- _Task prompt_
Your answer should be only a number: how many lines include the word "入职登记表".

- _Data extract_
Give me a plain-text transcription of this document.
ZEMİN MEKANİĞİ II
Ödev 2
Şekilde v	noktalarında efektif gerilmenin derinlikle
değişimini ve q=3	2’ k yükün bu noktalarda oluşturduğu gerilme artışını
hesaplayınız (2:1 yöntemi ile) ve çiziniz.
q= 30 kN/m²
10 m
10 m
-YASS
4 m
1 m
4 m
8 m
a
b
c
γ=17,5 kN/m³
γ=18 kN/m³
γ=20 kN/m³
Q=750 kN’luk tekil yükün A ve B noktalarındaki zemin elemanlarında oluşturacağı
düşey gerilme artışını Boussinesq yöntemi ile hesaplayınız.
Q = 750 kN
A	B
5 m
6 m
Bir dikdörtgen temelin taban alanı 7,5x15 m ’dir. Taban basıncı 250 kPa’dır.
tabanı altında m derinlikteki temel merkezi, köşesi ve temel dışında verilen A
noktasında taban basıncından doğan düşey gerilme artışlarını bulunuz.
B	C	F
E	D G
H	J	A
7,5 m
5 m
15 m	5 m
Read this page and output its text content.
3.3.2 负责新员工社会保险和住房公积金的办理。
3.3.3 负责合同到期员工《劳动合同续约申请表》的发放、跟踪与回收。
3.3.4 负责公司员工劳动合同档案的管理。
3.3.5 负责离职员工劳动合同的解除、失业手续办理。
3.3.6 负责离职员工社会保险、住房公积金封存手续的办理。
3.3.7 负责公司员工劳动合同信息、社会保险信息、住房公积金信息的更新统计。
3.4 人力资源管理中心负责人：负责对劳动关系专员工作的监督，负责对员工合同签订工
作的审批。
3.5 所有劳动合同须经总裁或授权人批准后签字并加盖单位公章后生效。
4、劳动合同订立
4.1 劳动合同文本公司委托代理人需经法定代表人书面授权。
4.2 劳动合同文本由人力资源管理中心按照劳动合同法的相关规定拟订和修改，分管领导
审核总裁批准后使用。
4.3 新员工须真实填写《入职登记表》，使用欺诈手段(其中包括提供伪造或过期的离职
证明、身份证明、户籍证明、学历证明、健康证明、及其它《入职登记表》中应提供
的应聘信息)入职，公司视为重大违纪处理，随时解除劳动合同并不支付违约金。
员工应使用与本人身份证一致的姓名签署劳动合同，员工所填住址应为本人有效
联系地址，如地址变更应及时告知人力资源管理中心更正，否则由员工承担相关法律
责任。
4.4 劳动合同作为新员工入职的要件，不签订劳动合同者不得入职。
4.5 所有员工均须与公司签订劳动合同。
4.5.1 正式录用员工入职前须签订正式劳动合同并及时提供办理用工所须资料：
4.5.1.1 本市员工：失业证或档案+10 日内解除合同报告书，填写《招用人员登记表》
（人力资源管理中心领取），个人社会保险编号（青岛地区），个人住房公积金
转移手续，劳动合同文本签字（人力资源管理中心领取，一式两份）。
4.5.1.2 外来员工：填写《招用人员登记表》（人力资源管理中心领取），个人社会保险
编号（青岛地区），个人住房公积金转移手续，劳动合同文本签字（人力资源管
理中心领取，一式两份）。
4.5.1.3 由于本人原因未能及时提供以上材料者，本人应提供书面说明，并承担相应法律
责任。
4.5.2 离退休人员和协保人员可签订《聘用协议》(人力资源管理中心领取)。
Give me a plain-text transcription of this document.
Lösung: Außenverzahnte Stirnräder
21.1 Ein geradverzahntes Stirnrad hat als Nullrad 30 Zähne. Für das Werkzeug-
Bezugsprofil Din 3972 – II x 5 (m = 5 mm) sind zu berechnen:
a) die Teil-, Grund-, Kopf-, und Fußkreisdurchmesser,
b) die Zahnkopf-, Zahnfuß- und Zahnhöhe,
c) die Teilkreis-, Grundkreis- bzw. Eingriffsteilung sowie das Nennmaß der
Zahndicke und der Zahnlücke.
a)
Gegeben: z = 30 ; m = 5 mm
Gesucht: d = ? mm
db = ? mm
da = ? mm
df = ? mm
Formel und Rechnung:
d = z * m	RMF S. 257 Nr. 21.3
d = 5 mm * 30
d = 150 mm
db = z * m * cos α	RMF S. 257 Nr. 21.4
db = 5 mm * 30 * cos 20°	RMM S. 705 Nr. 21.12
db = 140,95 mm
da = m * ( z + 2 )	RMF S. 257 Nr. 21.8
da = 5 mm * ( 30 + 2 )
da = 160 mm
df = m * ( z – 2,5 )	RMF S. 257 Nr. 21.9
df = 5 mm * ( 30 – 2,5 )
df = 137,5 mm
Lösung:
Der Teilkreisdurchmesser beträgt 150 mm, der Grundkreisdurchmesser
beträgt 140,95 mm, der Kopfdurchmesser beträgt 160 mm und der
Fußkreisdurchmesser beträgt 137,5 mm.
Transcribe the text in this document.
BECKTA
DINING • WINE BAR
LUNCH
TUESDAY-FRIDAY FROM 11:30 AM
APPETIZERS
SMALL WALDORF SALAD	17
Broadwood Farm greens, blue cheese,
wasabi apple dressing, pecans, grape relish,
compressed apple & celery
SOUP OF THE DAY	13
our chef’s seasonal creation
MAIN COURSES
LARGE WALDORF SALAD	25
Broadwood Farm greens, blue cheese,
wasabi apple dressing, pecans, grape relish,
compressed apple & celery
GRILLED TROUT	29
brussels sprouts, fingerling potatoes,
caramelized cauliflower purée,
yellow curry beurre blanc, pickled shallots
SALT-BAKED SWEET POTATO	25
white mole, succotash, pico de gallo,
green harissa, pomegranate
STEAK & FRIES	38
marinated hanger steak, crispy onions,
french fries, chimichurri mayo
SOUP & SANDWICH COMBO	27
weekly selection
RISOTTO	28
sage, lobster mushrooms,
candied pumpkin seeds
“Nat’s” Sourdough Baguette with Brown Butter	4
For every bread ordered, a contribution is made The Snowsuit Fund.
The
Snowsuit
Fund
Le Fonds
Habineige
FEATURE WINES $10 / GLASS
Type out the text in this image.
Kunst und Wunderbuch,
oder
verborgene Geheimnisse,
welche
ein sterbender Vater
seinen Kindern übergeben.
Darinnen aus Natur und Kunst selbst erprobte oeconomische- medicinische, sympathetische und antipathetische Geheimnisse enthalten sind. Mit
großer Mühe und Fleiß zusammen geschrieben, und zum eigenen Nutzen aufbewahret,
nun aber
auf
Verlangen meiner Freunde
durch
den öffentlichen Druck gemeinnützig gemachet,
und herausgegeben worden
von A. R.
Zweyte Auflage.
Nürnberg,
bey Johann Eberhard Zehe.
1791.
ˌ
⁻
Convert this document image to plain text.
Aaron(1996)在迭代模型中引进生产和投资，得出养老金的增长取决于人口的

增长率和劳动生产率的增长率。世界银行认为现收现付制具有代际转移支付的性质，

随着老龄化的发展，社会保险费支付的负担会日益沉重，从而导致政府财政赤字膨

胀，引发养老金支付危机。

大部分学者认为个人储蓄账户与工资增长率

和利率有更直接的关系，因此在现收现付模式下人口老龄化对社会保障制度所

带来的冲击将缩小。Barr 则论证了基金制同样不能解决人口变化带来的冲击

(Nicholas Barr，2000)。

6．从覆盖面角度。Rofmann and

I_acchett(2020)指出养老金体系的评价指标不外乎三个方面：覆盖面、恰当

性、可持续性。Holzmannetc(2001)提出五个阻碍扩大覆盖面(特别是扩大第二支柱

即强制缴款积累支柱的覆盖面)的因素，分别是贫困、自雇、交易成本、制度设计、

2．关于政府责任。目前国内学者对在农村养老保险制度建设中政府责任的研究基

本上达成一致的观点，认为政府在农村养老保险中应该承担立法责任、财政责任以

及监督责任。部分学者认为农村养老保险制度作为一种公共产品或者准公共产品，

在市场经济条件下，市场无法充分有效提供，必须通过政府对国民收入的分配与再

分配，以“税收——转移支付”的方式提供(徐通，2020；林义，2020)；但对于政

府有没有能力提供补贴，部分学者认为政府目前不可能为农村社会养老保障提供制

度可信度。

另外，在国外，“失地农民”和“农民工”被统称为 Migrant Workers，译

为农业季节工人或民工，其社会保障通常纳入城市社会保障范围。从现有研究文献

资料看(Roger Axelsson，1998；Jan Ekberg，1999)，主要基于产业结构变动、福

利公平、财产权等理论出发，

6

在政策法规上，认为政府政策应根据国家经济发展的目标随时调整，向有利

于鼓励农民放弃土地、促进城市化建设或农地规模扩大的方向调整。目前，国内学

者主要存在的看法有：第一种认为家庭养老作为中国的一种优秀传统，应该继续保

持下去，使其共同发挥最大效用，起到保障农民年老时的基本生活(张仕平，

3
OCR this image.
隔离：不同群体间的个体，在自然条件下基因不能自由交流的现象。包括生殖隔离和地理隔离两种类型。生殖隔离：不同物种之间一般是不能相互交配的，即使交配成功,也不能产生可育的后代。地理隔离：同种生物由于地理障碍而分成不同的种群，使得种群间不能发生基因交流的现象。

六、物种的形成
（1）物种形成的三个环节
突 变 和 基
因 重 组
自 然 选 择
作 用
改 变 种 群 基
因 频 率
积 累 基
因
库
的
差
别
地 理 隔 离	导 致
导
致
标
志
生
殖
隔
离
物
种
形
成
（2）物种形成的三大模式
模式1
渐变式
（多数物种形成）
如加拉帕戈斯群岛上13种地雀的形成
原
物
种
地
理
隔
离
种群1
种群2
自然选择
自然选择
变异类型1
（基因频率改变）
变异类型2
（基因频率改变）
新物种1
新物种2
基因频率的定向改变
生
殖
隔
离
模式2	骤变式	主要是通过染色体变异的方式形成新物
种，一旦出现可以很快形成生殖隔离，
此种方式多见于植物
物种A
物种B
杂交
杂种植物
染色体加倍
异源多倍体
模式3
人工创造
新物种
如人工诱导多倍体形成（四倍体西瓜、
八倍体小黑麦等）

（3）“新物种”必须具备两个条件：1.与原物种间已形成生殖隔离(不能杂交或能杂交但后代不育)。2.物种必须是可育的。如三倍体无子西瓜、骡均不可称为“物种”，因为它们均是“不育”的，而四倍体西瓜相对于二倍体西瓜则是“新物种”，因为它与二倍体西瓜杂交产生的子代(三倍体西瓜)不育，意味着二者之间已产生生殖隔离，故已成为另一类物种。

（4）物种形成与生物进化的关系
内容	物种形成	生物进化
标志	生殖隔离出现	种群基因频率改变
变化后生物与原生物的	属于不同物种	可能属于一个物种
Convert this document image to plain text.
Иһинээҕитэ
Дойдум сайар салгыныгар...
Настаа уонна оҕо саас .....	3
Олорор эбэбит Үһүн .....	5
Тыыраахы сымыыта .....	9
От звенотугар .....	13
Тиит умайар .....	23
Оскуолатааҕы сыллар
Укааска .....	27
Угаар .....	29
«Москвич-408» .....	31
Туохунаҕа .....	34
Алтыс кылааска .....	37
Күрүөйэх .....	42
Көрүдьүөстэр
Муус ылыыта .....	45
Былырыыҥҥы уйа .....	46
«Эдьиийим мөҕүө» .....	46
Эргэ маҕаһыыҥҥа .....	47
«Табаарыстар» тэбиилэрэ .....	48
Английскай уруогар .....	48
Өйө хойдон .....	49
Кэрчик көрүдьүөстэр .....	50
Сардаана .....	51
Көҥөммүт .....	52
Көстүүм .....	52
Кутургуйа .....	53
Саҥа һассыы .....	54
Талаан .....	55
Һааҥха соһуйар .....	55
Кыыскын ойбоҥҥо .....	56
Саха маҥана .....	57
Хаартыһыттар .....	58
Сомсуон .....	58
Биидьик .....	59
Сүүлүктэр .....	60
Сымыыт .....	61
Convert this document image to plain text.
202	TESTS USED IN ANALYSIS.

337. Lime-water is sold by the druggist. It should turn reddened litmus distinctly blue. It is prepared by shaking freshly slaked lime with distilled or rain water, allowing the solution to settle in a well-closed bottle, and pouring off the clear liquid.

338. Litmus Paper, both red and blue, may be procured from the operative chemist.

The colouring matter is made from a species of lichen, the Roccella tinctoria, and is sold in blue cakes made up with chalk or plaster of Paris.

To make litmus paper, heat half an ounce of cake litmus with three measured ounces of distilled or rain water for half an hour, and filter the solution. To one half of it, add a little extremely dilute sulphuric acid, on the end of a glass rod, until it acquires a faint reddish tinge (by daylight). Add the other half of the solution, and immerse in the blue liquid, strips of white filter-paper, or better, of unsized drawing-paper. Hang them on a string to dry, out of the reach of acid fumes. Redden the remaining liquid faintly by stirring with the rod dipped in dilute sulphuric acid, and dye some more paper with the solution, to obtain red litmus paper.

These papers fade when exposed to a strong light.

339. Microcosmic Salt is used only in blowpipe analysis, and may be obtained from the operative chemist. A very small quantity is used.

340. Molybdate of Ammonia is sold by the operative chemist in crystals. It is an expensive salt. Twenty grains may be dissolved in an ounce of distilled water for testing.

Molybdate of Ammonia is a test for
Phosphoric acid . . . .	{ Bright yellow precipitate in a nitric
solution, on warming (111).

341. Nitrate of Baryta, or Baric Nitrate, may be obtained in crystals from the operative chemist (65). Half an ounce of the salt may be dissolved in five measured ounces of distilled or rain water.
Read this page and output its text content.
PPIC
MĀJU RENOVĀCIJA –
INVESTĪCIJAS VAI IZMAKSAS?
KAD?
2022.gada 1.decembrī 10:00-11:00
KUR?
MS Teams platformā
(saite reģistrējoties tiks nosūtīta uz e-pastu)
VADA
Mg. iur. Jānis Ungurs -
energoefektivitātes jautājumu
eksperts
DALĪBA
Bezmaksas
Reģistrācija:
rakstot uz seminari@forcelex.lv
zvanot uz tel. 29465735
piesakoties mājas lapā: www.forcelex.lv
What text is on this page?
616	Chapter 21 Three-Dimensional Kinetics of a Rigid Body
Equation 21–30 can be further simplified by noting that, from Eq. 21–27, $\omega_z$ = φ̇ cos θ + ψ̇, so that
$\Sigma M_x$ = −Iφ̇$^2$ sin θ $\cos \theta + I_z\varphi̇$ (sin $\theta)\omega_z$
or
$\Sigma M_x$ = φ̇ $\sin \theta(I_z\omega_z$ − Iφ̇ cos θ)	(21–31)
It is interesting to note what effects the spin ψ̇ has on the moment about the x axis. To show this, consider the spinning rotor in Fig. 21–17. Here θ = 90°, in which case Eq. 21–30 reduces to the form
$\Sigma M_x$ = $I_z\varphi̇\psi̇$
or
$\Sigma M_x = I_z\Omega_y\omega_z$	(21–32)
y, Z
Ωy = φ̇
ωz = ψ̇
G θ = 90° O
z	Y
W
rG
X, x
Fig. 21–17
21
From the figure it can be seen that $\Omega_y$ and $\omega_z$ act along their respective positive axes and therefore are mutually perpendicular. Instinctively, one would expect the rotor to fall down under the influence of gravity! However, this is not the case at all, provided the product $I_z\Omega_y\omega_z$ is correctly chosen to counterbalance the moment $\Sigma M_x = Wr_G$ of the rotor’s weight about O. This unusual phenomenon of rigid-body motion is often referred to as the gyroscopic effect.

- _Written answer_
2